Task description
Lines containing the word "image" need to be counted. Please reply with how many there are, and nothing else.

Data records

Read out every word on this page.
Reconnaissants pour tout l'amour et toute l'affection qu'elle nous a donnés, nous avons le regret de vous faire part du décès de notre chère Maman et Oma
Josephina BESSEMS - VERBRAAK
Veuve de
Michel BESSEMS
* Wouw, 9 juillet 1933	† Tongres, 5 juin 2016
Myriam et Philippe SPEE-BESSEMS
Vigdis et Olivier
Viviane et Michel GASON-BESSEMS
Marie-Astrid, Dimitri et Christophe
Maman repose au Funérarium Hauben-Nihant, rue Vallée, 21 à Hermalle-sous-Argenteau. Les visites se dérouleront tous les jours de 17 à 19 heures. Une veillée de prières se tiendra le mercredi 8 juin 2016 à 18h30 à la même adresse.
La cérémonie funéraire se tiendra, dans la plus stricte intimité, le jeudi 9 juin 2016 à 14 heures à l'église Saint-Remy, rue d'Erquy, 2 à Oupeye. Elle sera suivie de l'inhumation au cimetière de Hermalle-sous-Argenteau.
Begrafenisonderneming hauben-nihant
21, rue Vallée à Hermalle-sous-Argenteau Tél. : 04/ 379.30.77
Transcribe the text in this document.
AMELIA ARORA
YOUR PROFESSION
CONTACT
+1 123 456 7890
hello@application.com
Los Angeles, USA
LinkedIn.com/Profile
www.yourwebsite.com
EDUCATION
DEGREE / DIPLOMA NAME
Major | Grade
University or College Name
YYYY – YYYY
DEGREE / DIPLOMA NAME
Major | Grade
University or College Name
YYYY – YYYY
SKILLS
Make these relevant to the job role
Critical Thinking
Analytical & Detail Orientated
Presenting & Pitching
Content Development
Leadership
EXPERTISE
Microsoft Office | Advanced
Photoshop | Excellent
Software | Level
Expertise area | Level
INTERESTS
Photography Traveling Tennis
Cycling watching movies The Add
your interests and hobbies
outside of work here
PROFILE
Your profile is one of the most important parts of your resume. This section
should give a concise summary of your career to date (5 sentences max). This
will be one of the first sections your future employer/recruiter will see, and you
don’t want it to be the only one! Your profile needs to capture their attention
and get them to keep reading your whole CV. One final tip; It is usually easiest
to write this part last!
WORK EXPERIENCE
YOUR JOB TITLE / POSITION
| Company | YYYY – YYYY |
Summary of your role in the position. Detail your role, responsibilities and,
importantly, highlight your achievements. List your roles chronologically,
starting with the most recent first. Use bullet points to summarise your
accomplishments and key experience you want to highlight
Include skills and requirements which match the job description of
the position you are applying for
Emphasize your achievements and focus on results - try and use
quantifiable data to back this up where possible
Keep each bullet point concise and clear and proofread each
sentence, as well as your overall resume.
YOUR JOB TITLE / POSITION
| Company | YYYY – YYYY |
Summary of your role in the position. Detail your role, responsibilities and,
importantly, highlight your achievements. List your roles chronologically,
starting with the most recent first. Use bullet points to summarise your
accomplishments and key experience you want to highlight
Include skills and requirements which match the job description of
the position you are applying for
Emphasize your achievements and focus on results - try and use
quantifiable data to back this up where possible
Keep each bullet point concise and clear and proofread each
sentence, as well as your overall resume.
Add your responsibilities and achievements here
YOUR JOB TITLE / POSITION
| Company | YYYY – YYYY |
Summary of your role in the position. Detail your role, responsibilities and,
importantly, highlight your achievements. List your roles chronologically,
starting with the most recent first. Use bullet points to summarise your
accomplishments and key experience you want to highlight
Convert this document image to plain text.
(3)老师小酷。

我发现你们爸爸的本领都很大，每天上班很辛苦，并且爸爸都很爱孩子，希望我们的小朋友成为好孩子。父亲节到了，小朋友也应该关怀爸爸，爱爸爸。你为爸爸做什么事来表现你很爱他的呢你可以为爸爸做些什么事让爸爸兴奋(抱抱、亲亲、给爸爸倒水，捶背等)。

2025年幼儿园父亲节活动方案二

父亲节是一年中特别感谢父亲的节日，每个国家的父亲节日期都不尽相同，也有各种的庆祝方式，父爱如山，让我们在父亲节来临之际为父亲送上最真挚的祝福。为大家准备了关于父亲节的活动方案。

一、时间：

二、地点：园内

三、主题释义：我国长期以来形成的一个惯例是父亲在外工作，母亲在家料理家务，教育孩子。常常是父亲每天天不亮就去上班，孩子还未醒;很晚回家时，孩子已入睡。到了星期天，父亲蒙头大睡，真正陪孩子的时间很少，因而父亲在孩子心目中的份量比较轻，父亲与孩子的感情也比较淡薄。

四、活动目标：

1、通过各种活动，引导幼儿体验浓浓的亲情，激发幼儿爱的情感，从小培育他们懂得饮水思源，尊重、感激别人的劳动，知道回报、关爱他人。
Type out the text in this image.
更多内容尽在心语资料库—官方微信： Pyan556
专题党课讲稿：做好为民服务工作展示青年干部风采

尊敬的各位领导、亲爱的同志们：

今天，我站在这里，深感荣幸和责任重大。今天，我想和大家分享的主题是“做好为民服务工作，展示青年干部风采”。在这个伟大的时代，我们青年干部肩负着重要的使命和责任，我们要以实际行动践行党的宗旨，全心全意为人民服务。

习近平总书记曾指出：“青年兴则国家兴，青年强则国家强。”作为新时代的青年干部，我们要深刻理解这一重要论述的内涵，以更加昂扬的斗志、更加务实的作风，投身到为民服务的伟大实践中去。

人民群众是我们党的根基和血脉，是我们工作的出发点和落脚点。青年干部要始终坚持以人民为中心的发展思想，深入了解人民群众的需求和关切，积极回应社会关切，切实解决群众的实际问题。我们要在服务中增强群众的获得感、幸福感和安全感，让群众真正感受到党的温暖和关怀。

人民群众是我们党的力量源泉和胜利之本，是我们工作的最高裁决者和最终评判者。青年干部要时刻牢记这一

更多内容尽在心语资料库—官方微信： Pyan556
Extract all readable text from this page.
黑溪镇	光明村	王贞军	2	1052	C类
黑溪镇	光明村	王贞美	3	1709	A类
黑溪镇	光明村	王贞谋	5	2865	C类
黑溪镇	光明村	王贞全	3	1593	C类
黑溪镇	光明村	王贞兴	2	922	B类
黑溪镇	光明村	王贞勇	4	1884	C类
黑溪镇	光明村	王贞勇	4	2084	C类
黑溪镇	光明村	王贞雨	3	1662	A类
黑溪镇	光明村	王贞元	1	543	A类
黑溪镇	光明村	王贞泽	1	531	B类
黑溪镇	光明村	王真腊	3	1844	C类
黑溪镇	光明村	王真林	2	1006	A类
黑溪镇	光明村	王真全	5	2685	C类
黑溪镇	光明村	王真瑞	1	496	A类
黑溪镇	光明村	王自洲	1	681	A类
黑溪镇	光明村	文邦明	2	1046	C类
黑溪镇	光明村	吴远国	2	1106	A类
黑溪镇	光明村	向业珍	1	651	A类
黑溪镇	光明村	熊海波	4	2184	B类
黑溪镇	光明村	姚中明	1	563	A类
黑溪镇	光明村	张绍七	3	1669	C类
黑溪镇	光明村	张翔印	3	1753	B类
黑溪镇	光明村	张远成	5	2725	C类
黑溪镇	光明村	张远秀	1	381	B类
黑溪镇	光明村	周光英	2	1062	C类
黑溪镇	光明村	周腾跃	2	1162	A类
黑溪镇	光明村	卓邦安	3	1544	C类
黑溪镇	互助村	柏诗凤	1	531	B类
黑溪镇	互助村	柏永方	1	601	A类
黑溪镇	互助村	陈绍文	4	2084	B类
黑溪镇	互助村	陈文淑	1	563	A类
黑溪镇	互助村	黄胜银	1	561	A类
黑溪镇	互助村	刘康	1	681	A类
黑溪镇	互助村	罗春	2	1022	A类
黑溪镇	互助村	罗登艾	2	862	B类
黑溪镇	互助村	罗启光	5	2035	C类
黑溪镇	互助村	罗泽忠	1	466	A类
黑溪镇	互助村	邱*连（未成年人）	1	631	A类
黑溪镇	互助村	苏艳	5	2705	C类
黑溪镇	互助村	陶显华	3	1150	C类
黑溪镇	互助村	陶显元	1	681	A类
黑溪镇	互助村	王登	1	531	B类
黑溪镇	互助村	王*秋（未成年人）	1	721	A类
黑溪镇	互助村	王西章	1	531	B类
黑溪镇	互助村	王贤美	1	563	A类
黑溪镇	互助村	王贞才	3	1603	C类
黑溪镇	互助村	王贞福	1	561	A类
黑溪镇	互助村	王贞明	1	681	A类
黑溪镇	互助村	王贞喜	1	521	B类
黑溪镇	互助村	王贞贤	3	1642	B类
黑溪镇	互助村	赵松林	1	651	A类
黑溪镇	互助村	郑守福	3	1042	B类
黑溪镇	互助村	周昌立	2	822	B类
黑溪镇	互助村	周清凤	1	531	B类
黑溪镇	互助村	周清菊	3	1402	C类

Result of the task
2